Repeat all the records exactly, omitting pictures.
-------- LISTED RECORDS --------
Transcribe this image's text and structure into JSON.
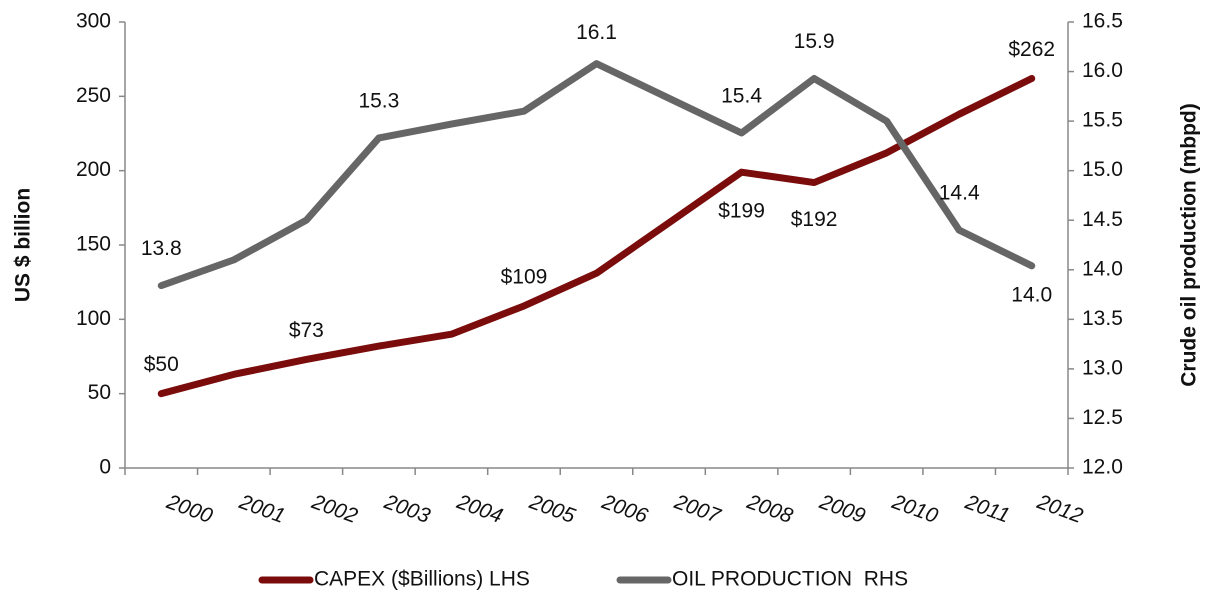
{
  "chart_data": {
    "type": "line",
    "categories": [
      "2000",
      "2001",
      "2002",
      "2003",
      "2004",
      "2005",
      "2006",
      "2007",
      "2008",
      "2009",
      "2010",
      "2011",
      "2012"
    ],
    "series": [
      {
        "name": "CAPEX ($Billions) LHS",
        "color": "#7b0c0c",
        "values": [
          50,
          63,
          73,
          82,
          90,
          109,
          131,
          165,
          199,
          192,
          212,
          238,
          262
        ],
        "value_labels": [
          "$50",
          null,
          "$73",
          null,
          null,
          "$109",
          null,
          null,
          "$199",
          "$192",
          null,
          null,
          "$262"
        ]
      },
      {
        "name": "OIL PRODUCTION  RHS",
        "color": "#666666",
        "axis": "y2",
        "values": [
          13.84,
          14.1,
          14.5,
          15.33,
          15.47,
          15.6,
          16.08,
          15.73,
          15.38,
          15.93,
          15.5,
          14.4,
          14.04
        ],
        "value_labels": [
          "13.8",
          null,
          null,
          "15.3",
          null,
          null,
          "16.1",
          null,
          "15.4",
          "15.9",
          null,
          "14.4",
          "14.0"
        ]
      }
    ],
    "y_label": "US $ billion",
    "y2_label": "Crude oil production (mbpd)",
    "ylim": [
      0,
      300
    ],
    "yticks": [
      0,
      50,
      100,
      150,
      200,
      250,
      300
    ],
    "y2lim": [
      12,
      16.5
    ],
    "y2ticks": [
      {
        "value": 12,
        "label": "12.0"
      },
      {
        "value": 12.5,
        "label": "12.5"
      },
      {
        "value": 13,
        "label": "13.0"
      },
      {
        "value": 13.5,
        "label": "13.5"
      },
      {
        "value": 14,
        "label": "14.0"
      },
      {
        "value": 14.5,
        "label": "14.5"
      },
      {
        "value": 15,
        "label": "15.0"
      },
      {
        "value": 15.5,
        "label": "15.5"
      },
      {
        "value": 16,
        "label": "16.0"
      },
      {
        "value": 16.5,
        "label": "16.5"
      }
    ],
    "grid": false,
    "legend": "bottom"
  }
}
--------
▸ EXPECTED ANSWER:
Transcribe this image's text and structure into JSON.
{
  "chart_data": {
    "type": "line",
    "categories": [
      "2000",
      "2001",
      "2002",
      "2003",
      "2004",
      "2005",
      "2006",
      "2007",
      "2008",
      "2009",
      "2010",
      "2011",
      "2012"
    ],
    "series": [
      {
        "name": "CAPEX ($Billions) LHS",
        "color": "#7b0c0c",
        "values": [
          50,
          63,
          73,
          82,
          90,
          109,
          131,
          165,
          199,
          192,
          212,
          238,
          262
        ],
        "value_labels": [
          "$50",
          null,
          "$73",
          null,
          null,
          "$109",
          null,
          null,
          "$199",
          "$192",
          null,
          null,
          "$262"
        ]
      },
      {
        "name": "OIL PRODUCTION  RHS",
        "color": "#666666",
        "axis": "y2",
        "values": [
          13.84,
          14.1,
          14.5,
          15.33,
          15.47,
          15.6,
          16.08,
          15.73,
          15.38,
          15.93,
          15.5,
          14.4,
          14.04
        ],
        "value_labels": [
          "13.8",
          null,
          null,
          "15.3",
          null,
          null,
          "16.1",
          null,
          "15.4",
          "15.9",
          null,
          "14.4",
          "14.0"
        ]
      }
    ],
    "y_label": "US $ billion",
    "y2_label": "Crude oil production (mbpd)",
    "ylim": [
      0,
      300
    ],
    "yticks": [
      0,
      50,
      100,
      150,
      200,
      250,
      300
    ],
    "y2lim": [
      12,
      16.5
    ],
    "y2ticks": [
      {
        "value": 12,
        "label": "12.0"
      },
      {
        "value": 12.5,
        "label": "12.5"
      },
      {
        "value": 13,
        "label": "13.0"
      },
      {
        "value": 13.5,
        "label": "13.5"
      },
      {
        "value": 14,
        "label": "14.0"
      },
      {
        "value": 14.5,
        "label": "14.5"
      },
      {
        "value": 15,
        "label": "15.0"
      },
      {
        "value": 15.5,
        "label": "15.5"
      },
      {
        "value": 16,
        "label": "16.0"
      },
      {
        "value": 16.5,
        "label": "16.5"
      }
    ],
    "grid": false,
    "legend": "bottom"
  }
}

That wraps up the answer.